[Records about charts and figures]

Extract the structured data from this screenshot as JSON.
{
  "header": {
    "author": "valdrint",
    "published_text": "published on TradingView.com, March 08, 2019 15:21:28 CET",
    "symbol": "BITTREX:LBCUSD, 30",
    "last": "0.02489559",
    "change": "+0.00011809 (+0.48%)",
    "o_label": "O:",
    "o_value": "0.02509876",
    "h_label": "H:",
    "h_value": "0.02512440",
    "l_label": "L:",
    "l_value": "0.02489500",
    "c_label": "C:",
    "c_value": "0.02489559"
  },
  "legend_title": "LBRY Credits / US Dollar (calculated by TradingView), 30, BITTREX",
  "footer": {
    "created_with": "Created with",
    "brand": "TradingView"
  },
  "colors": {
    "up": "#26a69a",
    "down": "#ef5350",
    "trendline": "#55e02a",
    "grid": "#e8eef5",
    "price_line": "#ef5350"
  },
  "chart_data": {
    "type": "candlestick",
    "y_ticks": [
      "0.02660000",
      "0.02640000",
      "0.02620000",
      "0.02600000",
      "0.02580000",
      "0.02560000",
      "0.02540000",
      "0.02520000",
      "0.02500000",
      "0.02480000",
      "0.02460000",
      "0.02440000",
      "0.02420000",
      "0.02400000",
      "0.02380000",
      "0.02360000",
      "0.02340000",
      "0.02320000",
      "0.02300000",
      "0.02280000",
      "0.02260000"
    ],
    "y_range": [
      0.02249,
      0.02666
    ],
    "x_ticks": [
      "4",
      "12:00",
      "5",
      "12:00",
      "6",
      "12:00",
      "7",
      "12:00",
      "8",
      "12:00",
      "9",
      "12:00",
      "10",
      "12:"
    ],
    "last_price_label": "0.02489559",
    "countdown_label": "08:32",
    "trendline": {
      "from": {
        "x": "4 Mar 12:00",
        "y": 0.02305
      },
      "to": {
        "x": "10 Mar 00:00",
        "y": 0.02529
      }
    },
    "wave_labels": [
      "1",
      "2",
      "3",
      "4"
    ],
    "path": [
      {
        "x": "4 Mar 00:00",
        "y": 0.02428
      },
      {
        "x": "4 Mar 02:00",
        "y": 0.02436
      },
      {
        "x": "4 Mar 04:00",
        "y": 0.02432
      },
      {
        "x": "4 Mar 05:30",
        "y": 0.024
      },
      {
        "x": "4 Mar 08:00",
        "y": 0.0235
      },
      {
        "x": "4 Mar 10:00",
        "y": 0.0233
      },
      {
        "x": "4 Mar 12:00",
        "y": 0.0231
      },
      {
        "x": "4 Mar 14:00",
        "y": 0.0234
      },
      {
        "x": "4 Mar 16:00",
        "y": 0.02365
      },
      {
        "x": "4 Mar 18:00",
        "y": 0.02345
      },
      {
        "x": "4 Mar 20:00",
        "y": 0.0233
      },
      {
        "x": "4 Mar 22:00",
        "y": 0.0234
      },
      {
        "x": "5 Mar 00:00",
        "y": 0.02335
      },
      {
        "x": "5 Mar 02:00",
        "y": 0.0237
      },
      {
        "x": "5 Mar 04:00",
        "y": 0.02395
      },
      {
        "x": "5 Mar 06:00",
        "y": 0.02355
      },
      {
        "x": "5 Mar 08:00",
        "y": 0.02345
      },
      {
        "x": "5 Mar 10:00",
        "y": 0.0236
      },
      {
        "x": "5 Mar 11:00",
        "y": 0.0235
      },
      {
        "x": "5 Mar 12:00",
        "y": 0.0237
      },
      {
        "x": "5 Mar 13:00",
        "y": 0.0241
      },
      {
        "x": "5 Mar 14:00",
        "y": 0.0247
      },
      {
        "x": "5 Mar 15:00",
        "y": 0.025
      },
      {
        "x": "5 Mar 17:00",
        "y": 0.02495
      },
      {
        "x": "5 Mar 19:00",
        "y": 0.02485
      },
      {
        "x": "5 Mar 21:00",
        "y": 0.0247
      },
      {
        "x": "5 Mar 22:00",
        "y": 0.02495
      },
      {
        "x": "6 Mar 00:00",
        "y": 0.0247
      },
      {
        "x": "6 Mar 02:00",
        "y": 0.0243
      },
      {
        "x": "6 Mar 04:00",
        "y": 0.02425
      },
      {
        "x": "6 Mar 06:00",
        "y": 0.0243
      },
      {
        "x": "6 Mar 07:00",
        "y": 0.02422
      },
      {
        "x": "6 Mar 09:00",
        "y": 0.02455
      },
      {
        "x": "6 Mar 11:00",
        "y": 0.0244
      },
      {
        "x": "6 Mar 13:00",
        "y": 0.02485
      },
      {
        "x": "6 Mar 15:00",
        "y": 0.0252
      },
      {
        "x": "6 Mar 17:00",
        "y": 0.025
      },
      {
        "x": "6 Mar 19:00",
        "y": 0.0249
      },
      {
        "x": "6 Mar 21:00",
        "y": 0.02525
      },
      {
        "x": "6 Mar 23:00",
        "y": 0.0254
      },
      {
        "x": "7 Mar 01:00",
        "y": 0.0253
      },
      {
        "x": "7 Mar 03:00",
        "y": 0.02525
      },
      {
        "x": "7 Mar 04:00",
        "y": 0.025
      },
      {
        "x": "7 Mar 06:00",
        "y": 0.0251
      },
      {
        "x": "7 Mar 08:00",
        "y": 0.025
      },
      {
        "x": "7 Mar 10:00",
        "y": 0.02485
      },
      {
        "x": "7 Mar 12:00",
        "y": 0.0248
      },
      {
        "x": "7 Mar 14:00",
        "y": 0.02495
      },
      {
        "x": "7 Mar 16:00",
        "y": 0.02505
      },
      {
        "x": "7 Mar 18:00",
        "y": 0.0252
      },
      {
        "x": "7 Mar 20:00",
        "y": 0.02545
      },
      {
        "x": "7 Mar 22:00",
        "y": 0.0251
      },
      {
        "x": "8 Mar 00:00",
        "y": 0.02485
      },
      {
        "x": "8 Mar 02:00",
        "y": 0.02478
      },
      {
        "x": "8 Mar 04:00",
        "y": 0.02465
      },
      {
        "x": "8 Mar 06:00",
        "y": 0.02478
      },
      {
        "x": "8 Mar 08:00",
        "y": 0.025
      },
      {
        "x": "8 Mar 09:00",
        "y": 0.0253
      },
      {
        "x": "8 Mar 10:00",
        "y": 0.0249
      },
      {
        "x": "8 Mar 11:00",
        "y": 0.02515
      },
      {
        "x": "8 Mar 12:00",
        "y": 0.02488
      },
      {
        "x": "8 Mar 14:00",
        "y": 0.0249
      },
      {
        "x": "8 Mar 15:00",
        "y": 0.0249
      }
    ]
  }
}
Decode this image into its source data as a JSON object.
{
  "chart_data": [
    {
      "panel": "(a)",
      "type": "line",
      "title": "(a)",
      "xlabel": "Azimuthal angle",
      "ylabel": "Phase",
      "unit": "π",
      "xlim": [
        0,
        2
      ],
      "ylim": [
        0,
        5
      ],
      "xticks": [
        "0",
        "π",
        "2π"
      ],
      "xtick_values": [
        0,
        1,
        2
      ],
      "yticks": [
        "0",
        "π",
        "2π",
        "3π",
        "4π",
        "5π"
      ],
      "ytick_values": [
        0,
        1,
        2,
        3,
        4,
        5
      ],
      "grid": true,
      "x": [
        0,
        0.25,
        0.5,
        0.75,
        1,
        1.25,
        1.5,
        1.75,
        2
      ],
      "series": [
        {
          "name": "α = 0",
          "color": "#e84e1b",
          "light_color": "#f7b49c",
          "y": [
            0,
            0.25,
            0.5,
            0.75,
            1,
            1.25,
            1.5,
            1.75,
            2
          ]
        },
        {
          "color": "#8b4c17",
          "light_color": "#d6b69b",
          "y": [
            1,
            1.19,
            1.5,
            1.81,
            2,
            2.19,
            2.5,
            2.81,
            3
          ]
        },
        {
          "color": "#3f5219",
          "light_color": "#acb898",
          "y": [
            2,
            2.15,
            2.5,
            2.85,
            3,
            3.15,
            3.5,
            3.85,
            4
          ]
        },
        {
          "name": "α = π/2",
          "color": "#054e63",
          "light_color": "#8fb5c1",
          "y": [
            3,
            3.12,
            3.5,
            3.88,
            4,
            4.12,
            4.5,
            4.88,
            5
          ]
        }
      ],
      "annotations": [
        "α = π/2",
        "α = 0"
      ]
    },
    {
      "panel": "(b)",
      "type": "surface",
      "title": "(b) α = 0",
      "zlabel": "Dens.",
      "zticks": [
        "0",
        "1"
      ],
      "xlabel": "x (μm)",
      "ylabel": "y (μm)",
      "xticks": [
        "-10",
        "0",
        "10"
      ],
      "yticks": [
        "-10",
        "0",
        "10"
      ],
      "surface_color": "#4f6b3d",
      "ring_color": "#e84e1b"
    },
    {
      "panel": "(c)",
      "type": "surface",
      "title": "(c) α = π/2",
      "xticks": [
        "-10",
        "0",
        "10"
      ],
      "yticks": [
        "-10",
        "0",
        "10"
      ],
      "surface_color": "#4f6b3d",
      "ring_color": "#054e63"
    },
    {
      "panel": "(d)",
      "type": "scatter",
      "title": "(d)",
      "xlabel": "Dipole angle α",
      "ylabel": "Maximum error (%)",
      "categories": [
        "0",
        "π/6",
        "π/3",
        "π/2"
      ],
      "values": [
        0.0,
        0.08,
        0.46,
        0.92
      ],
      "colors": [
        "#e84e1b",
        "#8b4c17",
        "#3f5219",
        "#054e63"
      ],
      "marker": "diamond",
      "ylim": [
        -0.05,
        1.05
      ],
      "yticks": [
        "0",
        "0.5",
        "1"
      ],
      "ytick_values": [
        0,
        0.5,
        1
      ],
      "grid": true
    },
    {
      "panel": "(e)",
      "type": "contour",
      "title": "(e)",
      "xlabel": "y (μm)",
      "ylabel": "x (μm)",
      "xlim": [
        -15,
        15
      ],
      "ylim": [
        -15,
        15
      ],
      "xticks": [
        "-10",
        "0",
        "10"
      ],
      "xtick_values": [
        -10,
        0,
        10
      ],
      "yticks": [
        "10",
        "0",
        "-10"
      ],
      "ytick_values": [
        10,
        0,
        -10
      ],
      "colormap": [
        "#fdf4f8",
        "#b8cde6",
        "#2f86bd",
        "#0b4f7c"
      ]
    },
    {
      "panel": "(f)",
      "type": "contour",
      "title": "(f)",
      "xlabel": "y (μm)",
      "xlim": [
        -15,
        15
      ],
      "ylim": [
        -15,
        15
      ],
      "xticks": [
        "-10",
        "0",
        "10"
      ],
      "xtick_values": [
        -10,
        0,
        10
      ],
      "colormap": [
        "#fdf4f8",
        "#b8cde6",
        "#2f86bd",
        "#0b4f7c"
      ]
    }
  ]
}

● **DIRECTION**
Only a number is wanted: how many lines of the data above contain "ylabel"?

● **CORRECT RESPONSE**
4